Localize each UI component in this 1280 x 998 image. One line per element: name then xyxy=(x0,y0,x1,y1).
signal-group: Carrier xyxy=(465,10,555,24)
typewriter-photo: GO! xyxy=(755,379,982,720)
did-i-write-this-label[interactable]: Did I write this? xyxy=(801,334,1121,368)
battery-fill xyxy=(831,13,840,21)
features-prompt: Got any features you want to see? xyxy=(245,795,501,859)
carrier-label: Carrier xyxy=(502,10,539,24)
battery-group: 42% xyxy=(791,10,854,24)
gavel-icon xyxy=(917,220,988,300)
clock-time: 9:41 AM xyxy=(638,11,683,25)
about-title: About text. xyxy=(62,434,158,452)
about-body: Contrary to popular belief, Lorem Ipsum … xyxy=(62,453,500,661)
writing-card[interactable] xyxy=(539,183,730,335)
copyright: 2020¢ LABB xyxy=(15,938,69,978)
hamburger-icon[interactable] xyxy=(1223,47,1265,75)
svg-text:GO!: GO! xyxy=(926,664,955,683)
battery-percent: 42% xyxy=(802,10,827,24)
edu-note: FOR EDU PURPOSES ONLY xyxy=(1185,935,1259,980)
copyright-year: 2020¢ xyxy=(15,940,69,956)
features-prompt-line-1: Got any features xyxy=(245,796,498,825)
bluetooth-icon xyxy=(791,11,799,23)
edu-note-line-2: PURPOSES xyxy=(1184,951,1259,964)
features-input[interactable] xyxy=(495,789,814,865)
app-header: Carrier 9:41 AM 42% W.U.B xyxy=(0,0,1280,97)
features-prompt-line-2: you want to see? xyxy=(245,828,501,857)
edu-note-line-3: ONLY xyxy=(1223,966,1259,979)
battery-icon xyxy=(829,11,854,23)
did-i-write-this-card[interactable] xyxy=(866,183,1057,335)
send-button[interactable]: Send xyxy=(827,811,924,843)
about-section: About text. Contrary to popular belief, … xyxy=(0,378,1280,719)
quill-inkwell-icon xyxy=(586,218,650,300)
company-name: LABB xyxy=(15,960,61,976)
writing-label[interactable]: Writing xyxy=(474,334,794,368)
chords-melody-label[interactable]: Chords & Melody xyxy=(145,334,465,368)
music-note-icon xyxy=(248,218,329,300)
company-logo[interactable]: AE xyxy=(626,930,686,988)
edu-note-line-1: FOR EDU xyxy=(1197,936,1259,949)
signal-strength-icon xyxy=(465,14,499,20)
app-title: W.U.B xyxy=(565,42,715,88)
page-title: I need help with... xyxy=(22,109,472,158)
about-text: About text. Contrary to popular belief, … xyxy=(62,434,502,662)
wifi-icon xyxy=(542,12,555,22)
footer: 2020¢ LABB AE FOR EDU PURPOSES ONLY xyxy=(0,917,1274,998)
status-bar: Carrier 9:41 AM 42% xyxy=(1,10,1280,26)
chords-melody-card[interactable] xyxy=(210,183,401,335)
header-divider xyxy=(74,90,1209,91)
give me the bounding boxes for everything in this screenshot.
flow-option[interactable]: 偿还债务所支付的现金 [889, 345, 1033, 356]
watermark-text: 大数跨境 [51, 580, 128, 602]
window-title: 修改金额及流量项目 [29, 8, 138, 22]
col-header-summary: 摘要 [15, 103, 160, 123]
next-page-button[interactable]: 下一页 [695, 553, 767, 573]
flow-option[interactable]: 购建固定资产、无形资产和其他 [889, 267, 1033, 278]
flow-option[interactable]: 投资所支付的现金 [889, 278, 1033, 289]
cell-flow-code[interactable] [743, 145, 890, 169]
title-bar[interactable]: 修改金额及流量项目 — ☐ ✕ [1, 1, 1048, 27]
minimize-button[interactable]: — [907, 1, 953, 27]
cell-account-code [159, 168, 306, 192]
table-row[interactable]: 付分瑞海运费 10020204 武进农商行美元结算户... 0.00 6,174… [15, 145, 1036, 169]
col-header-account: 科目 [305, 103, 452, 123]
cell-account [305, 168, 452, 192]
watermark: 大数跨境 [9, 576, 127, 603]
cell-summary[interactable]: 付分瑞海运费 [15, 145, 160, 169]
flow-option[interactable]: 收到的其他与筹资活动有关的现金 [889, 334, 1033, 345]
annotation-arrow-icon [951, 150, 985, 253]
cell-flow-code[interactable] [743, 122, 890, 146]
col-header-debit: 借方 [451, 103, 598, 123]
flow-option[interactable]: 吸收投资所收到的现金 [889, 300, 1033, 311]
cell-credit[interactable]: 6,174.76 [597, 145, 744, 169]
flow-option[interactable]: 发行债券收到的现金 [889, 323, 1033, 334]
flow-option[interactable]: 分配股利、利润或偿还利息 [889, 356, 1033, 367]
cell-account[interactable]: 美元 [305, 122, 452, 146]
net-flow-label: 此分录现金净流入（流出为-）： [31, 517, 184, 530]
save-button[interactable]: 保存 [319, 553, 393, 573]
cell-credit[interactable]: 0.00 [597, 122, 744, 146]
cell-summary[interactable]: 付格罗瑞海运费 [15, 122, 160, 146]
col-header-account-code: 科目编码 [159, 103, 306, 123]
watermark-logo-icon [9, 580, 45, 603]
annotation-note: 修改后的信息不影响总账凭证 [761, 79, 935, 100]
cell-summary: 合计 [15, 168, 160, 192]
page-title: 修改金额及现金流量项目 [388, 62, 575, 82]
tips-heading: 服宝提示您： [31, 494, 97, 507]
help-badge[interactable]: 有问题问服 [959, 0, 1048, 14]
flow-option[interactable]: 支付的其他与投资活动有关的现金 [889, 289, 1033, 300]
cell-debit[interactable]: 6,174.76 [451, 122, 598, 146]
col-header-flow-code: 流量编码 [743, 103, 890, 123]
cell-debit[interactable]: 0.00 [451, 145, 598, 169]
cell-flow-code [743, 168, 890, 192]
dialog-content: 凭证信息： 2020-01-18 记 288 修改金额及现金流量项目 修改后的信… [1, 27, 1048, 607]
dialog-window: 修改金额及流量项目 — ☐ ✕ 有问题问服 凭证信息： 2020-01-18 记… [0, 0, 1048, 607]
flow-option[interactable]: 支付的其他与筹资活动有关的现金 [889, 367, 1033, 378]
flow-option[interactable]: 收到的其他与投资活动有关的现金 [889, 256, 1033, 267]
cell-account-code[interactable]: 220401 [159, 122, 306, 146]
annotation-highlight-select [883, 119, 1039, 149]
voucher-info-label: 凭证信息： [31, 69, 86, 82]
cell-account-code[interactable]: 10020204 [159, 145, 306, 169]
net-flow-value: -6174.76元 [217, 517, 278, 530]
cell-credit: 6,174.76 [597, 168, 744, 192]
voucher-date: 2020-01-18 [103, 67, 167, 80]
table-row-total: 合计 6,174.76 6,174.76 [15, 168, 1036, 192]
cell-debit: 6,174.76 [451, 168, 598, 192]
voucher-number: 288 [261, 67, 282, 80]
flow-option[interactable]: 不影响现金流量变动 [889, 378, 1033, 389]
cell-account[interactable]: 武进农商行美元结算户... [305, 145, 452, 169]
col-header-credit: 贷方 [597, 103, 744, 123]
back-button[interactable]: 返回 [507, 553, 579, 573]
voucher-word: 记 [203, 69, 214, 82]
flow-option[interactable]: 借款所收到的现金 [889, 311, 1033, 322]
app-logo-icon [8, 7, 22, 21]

- _Set problem_:
Pull out each line of the listing that contains the string "battery", and treat uppercase and lowercase as different.

- _Answer to this exercise_:
battery-fill xyxy=(831,13,840,21)
battery-group: 42% xyxy=(791,10,854,24)
battery-percent: 42% xyxy=(802,10,827,24)
battery-icon xyxy=(829,11,854,23)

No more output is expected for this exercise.